"""
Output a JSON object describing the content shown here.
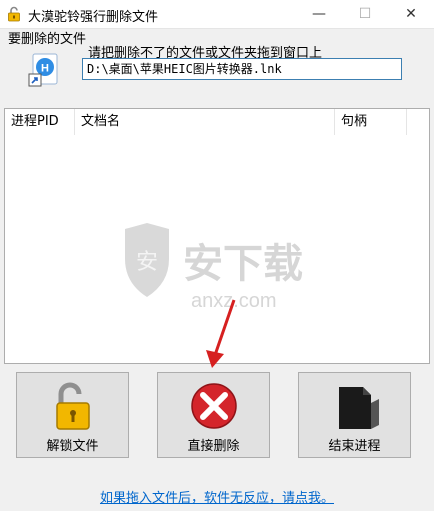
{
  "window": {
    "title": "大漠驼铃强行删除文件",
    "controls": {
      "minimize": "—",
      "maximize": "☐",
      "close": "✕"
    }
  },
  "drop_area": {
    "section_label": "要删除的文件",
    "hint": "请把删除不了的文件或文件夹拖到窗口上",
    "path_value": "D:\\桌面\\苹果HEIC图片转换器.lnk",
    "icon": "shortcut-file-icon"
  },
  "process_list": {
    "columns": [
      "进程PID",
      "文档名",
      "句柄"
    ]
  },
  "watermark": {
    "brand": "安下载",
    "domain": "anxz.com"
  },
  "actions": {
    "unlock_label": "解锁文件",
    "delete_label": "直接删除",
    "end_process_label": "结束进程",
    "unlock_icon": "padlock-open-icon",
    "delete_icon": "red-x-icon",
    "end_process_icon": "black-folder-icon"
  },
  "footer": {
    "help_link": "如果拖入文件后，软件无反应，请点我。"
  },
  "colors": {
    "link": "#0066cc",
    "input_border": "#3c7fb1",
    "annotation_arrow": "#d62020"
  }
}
"""
▸ **Aim**
The records above need to be given again exactly. Omit the pictures.

▸ **Solved exercise**
Output a JSON object describing the content shown here.
{
  "window": {
    "title": "大漠驼铃强行删除文件",
    "controls": {
      "minimize": "—",
      "maximize": "☐",
      "close": "✕"
    }
  },
  "drop_area": {
    "section_label": "要删除的文件",
    "hint": "请把删除不了的文件或文件夹拖到窗口上",
    "path_value": "D:\\桌面\\苹果HEIC图片转换器.lnk",
    "icon": "shortcut-file-icon"
  },
  "process_list": {
    "columns": [
      "进程PID",
      "文档名",
      "句柄"
    ]
  },
  "watermark": {
    "brand": "安下载",
    "domain": "anxz.com"
  },
  "actions": {
    "unlock_label": "解锁文件",
    "delete_label": "直接删除",
    "end_process_label": "结束进程",
    "unlock_icon": "padlock-open-icon",
    "delete_icon": "red-x-icon",
    "end_process_icon": "black-folder-icon"
  },
  "footer": {
    "help_link": "如果拖入文件后，软件无反应，请点我。"
  },
  "colors": {
    "link": "#0066cc",
    "input_border": "#3c7fb1",
    "annotation_arrow": "#d62020"
  }
}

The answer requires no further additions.